* OBJECTIVE
Give only a count of the lines that include the string "conclude".

* START *

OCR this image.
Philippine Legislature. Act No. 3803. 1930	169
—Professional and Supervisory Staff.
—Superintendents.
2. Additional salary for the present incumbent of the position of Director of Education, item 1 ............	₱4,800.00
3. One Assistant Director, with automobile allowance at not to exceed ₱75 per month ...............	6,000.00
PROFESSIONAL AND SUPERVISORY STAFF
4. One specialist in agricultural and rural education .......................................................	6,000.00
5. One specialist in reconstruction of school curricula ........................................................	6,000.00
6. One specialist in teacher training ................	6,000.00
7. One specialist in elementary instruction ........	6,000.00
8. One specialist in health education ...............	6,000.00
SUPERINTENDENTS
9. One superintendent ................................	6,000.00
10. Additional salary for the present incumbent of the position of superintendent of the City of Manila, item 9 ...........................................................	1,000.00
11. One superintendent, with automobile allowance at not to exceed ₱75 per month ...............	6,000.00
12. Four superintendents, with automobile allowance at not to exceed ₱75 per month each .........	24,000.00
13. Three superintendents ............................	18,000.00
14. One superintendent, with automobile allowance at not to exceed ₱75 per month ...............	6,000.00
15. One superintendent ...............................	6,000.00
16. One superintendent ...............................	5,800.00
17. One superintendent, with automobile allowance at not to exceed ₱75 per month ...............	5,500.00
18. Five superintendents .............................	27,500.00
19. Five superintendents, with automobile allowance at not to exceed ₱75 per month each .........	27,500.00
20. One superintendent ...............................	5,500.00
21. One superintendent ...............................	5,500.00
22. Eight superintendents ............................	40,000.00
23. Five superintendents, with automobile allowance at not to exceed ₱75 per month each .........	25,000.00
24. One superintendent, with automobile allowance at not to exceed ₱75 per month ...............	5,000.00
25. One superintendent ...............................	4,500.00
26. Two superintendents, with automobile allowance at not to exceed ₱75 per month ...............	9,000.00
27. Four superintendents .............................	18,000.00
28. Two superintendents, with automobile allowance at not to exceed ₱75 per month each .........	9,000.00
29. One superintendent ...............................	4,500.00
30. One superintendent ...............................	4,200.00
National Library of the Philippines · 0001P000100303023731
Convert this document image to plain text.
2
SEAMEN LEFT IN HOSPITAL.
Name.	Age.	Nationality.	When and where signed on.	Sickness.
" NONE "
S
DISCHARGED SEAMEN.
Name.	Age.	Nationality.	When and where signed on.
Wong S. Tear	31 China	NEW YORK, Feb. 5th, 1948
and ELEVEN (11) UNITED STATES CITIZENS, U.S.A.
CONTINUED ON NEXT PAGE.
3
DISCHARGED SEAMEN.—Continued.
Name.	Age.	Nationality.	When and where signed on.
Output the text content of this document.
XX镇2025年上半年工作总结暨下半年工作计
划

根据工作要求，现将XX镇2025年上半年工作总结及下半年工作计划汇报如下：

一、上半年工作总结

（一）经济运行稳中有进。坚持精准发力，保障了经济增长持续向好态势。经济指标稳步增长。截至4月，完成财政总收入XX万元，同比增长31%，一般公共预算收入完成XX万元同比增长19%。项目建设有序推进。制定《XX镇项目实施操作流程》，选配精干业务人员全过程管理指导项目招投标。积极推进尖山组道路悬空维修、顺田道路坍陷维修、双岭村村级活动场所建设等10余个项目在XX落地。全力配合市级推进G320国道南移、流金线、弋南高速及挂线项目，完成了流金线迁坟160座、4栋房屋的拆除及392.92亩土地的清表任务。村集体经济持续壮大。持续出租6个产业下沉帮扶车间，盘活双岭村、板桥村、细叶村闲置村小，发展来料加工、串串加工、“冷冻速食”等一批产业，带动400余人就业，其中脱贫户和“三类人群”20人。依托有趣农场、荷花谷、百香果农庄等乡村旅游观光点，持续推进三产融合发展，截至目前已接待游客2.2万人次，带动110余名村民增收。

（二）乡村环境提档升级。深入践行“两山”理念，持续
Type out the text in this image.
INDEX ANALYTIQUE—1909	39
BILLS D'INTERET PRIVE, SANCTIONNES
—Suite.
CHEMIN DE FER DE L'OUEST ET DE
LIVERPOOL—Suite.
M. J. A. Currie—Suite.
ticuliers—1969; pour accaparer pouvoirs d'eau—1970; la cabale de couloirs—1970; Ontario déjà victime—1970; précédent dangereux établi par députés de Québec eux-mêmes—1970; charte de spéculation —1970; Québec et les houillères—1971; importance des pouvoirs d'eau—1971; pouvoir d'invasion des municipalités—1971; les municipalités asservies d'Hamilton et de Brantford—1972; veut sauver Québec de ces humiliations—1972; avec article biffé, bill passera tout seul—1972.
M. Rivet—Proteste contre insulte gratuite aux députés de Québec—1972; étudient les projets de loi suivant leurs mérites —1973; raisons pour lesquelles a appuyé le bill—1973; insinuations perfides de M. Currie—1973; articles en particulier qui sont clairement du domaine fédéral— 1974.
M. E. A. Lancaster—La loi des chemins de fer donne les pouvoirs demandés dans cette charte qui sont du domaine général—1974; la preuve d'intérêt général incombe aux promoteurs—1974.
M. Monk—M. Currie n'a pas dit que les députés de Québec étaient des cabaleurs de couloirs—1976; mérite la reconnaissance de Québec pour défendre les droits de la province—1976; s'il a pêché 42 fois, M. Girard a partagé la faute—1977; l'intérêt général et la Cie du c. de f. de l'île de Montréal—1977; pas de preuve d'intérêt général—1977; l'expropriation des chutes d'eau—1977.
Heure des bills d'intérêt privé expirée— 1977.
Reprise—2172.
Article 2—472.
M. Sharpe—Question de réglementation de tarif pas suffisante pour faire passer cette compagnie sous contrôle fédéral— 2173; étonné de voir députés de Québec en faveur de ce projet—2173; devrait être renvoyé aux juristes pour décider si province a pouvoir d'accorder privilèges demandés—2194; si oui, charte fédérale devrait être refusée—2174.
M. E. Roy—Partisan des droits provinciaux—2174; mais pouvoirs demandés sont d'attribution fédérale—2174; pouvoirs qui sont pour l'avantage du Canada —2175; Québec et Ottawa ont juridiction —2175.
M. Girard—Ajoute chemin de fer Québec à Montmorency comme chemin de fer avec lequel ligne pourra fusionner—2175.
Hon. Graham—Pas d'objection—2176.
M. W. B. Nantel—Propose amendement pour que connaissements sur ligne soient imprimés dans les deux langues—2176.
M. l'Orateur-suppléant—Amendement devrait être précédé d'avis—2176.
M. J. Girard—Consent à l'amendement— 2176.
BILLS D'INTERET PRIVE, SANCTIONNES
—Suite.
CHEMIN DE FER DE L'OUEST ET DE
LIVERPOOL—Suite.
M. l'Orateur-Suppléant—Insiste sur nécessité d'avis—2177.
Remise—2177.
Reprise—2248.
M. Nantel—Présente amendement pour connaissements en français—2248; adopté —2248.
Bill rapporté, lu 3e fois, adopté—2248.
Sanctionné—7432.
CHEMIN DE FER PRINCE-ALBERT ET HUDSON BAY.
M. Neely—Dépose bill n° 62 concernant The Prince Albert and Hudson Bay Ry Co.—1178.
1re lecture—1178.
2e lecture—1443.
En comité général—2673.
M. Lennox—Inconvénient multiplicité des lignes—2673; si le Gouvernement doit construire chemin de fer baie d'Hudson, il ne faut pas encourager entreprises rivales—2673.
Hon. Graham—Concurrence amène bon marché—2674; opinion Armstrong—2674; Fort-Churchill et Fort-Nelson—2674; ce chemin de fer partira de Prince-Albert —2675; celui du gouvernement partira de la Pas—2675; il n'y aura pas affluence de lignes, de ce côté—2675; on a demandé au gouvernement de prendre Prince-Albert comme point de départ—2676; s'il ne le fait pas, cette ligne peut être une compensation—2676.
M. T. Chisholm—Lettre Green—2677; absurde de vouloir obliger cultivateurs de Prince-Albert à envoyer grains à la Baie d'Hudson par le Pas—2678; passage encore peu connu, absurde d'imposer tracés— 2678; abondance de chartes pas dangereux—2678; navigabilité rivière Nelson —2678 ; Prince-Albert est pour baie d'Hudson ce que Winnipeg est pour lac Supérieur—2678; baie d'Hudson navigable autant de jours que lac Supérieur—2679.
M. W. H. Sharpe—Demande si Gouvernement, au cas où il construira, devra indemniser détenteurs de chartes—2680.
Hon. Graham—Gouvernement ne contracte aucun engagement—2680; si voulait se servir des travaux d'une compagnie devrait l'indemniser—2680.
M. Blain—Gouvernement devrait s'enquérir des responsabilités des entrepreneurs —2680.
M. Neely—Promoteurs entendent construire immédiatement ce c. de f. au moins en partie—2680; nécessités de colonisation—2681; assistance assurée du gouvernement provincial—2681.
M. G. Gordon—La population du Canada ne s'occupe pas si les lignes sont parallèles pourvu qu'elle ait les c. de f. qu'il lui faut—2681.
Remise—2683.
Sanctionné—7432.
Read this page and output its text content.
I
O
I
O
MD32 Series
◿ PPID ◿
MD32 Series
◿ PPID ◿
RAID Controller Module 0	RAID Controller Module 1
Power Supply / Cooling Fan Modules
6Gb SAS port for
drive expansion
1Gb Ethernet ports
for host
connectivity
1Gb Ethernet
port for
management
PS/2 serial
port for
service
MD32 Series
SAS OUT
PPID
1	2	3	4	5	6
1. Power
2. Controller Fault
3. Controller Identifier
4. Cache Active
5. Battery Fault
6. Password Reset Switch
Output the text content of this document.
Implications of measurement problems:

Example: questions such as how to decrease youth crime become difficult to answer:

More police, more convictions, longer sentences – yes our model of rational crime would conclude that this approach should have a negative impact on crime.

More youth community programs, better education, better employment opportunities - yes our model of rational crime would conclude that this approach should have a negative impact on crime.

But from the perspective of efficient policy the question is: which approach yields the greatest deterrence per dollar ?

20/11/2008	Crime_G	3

* END *

* COMPLETED TASK
2